Directive => For each line below that contains the string "erreichte", copy that line.

Source data =>
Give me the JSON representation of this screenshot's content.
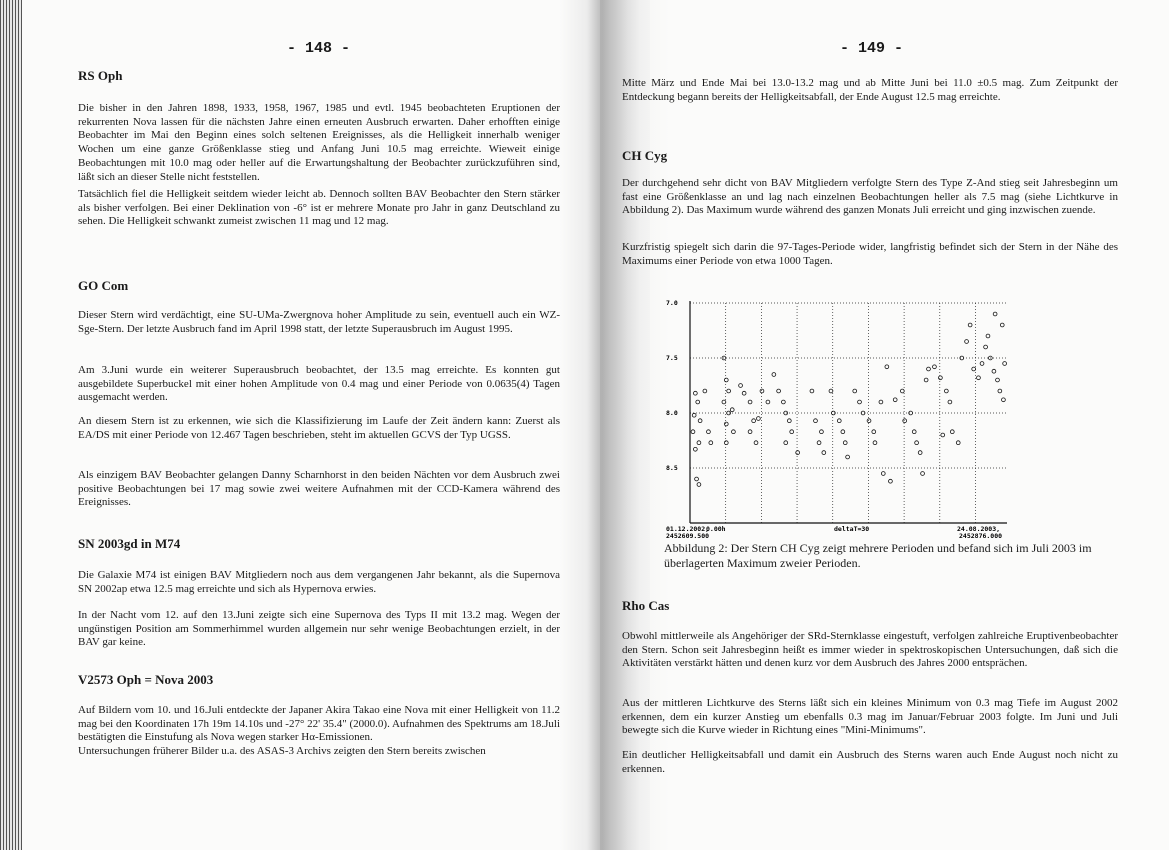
{
  "left_page": {
    "page_number": "- 148 -",
    "sections": [
      {
        "heading": "RS Oph",
        "paragraphs": [
          "Die bisher in den Jahren 1898, 1933, 1958, 1967, 1985 und evtl. 1945 beobachteten Eruptionen der rekurrenten Nova lassen für die nächsten Jahre einen erneuten Ausbruch erwarten. Daher erhofften einige Beobachter im Mai den Beginn eines solch seltenen Ereignisses, als die Helligkeit innerhalb weniger Wochen um eine ganze Größenklasse stieg und Anfang Juni 10.5 mag erreichte. Wieweit einige Beobachtungen mit 10.0 mag oder heller auf die Erwartungshaltung der Beobachter zurückzuführen sind, läßt sich an dieser Stelle nicht feststellen.",
          "Tatsächlich fiel die Helligkeit seitdem wieder leicht ab. Dennoch sollten BAV Beobachter den Stern stärker als bisher verfolgen. Bei einer Deklination von -6°  ist er mehrere Monate pro Jahr in ganz Deutschland zu sehen. Die Helligkeit schwankt zumeist zwischen 11 mag und 12 mag."
        ]
      },
      {
        "heading": "GO Com",
        "paragraphs": [
          "Dieser Stern wird verdächtigt, eine SU-UMa-Zwergnova hoher Amplitude zu sein, eventuell auch ein WZ-Sge-Stern. Der letzte Ausbruch fand im April 1998 statt, der letzte Superausbruch im August 1995.",
          "Am 3.Juni wurde ein weiterer Superausbruch beobachtet, der 13.5 mag erreichte. Es konnten gut ausgebildete Superbuckel mit einer hohen Amplitude von 0.4 mag und einer Periode von 0.0635(4) Tagen ausgemacht werden.",
          "An diesem Stern ist zu erkennen, wie sich die Klassifizierung im Laufe der Zeit ändern kann: Zuerst als EA/DS mit einer Periode von 12.467 Tagen beschrieben, steht im aktuellen GCVS der Typ UGSS.",
          "Als einzigem BAV Beobachter gelangen Danny Scharnhorst in den beiden Nächten vor dem Ausbruch zwei positive Beobachtungen bei 17 mag sowie zwei weitere Aufnahmen mit der CCD-Kamera während des Ereignisses."
        ]
      },
      {
        "heading": "SN 2003gd in M74",
        "paragraphs": [
          "Die Galaxie M74 ist einigen BAV Mitgliedern noch aus dem vergangenen Jahr bekannt, als die Supernova SN 2002ap etwa 12.5 mag erreichte und sich als Hypernova erwies.",
          "In der Nacht vom 12. auf den 13.Juni zeigte sich eine Supernova des Typs II mit 13.2 mag. Wegen der ungünstigen Position am Sommerhimmel wurden allgemein nur sehr wenige Beobachtungen erzielt, in der BAV gar keine."
        ]
      },
      {
        "heading": "V2573 Oph = Nova 2003",
        "paragraphs": [
          "Auf Bildern vom 10. und 16.Juli entdeckte der Japaner Akira Takao eine Nova mit einer Helligkeit von 11.2 mag bei den Koordinaten 17h 19m 14.10s und -27°  22' 35.4\"  (2000.0). Aufnahmen des Spektrums am 18.Juli bestätigten die Einstufung als Nova wegen starker Hα-Emissionen.",
          "Untersuchungen früherer Bilder u.a. des ASAS-3 Archivs zeigten den Stern bereits zwischen"
        ]
      }
    ]
  },
  "right_page": {
    "page_number": "- 149 -",
    "continuation": "Mitte März und Ende Mai bei 13.0-13.2 mag und ab Mitte Juni bei 11.0 ±0.5 mag. Zum Zeitpunkt der Entdeckung begann bereits der Helligkeitsabfall, der Ende August 12.5 mag erreichte.",
    "sections": [
      {
        "heading": "CH Cyg",
        "paragraphs": [
          "Der durchgehend sehr dicht von BAV Mitgliedern verfolgte Stern des Type Z-And stieg seit Jahresbeginn um fast eine Größenklasse an und lag nach einzelnen Beobachtungen heller als 7.5 mag (siehe Lichtkurve in Abbildung 2). Das Maximum wurde während des ganzen Monats Juli erreicht und ging inzwischen zuende.",
          "Kurzfristig spiegelt sich darin die 97-Tages-Periode wider, langfristig befindet sich der Stern in der Nähe des Maximums einer Periode von etwa 1000 Tagen."
        ]
      },
      {
        "heading": "Rho Cas",
        "paragraphs": [
          "Obwohl mittlerweile als Angehöriger der SRd-Sternklasse eingestuft, verfolgen zahlreiche Eruptivenbeobachter den Stern. Schon seit Jahresbeginn heißt es immer wieder in spektroskopischen Untersuchungen, daß sich die Aktivitäten verstärkt hätten und denen kurz vor dem Ausbruch des Jahres 2000 entsprächen.",
          "Aus der mittleren Lichtkurve des Sterns läßt sich ein kleines Minimum von 0.3 mag Tiefe im August 2002 erkennen, dem ein kurzer Anstieg um ebenfalls 0.3 mag im Januar/Februar 2003 folgte. Im Juni und Juli bewegte sich die Kurve wieder in Richtung eines \"Mini-Minimums\".",
          "Ein deutlicher Helligkeitsabfall und damit ein Ausbruch des Sterns waren auch Ende August noch nicht zu erkennen."
        ]
      }
    ],
    "figure_caption": "Abbildung 2: Der Stern CH Cyg zeigt mehrere Perioden und befand sich im Juli 2003 im überlagerten Maximum zweier Perioden."
  },
  "chart_data": {
    "type": "scatter",
    "x_start_label": "01.12.2002,",
    "x_start_jd": "2452609.500",
    "x_origin_label": "0.00h",
    "x_step_label": "deltaT=30",
    "x_end_label": "24.08.2003,",
    "x_end_jd": "2452876.000",
    "xlim": [
      2452609.5,
      2452876.0
    ],
    "x_grid_step_days": 30,
    "ylim": [
      7.0,
      9.0
    ],
    "y_inverted": true,
    "y_ticks": [
      "7.0",
      "7.5",
      "8.0",
      "8.5"
    ],
    "grid": true,
    "marker": "open-circle",
    "points": [
      [
        2452614,
        7.82
      ],
      [
        2452616,
        7.9
      ],
      [
        2452613,
        8.02
      ],
      [
        2452618,
        8.07
      ],
      [
        2452612,
        8.17
      ],
      [
        2452617,
        8.27
      ],
      [
        2452614,
        8.33
      ],
      [
        2452615,
        8.6
      ],
      [
        2452617,
        8.65
      ],
      [
        2452622,
        7.8
      ],
      [
        2452625,
        8.17
      ],
      [
        2452627,
        8.27
      ],
      [
        2452638,
        7.5
      ],
      [
        2452640,
        7.7
      ],
      [
        2452642,
        7.8
      ],
      [
        2452638,
        7.9
      ],
      [
        2452642,
        8.0
      ],
      [
        2452645,
        7.97
      ],
      [
        2452640,
        8.1
      ],
      [
        2452646,
        8.17
      ],
      [
        2452640,
        8.27
      ],
      [
        2452652,
        7.75
      ],
      [
        2452655,
        7.82
      ],
      [
        2452660,
        7.9
      ],
      [
        2452663,
        8.07
      ],
      [
        2452667,
        8.05
      ],
      [
        2452660,
        8.17
      ],
      [
        2452665,
        8.27
      ],
      [
        2452670,
        7.8
      ],
      [
        2452675,
        7.9
      ],
      [
        2452680,
        7.65
      ],
      [
        2452684,
        7.8
      ],
      [
        2452688,
        7.9
      ],
      [
        2452690,
        8.0
      ],
      [
        2452693,
        8.07
      ],
      [
        2452695,
        8.17
      ],
      [
        2452690,
        8.27
      ],
      [
        2452700,
        8.36
      ],
      [
        2452712,
        7.8
      ],
      [
        2452715,
        8.07
      ],
      [
        2452720,
        8.17
      ],
      [
        2452718,
        8.27
      ],
      [
        2452722,
        8.36
      ],
      [
        2452728,
        7.8
      ],
      [
        2452730,
        8.0
      ],
      [
        2452735,
        8.07
      ],
      [
        2452738,
        8.17
      ],
      [
        2452740,
        8.27
      ],
      [
        2452742,
        8.4
      ],
      [
        2452748,
        7.8
      ],
      [
        2452752,
        7.9
      ],
      [
        2452755,
        8.0
      ],
      [
        2452760,
        8.07
      ],
      [
        2452764,
        8.17
      ],
      [
        2452765,
        8.27
      ],
      [
        2452770,
        7.9
      ],
      [
        2452775,
        7.58
      ],
      [
        2452772,
        8.55
      ],
      [
        2452778,
        8.62
      ],
      [
        2452782,
        7.88
      ],
      [
        2452788,
        7.8
      ],
      [
        2452790,
        8.07
      ],
      [
        2452795,
        8.0
      ],
      [
        2452798,
        8.17
      ],
      [
        2452800,
        8.27
      ],
      [
        2452803,
        8.36
      ],
      [
        2452805,
        8.55
      ],
      [
        2452808,
        7.7
      ],
      [
        2452810,
        7.6
      ],
      [
        2452815,
        7.58
      ],
      [
        2452820,
        7.68
      ],
      [
        2452825,
        7.8
      ],
      [
        2452828,
        7.9
      ],
      [
        2452822,
        8.2
      ],
      [
        2452830,
        8.17
      ],
      [
        2452835,
        8.27
      ],
      [
        2452838,
        7.5
      ],
      [
        2452842,
        7.35
      ],
      [
        2452845,
        7.2
      ],
      [
        2452848,
        7.6
      ],
      [
        2452852,
        7.68
      ],
      [
        2452855,
        7.55
      ],
      [
        2452858,
        7.4
      ],
      [
        2452860,
        7.3
      ],
      [
        2452862,
        7.5
      ],
      [
        2452865,
        7.62
      ],
      [
        2452868,
        7.7
      ],
      [
        2452870,
        7.8
      ],
      [
        2452872,
        7.2
      ],
      [
        2452874,
        7.55
      ],
      [
        2452873,
        7.88
      ],
      [
        2452866,
        7.1
      ]
    ]
  }
}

Response to this task =>
          "Die bisher in den Jahren 1898, 1933, 1958, 1967, 1985 und evtl. 1945 beobachteten Eruptionen der rekurrenten Nova lassen für die nächsten Jahre einen erneuten Ausbruch erwarten. Daher erhofften einige Beobachter im Mai den Beginn eines solch seltenen Ereignisses, als die Helligkeit innerhalb weniger Wochen um eine ganze Größenklasse stieg und Anfang Juni 10.5 mag erreichte. Wieweit einige Beobachtungen mit 10.0 mag oder heller auf die Erwartungshaltung der Beobachter zurückzuführen sind, läßt sich an dieser Stelle nicht feststellen.",
          "Am 3.Juni wurde ein weiterer Superausbruch beobachtet, der 13.5 mag erreichte. Es konnten gut ausgebildete Superbuckel mit einer hohen Amplitude von 0.4 mag und einer Periode von 0.0635(4) Tagen ausgemacht werden.",
          "Die Galaxie M74 ist einigen BAV Mitgliedern noch aus dem vergangenen Jahr bekannt, als die Supernova SN 2002ap etwa 12.5 mag erreichte und sich als Hypernova erwies.",
    "continuation": "Mitte März und Ende Mai bei 13.0-13.2 mag und ab Mitte Juni bei 11.0 ±0.5 mag. Zum Zeitpunkt der Entdeckung begann bereits der Helligkeitsabfall, der Ende August 12.5 mag erreichte.",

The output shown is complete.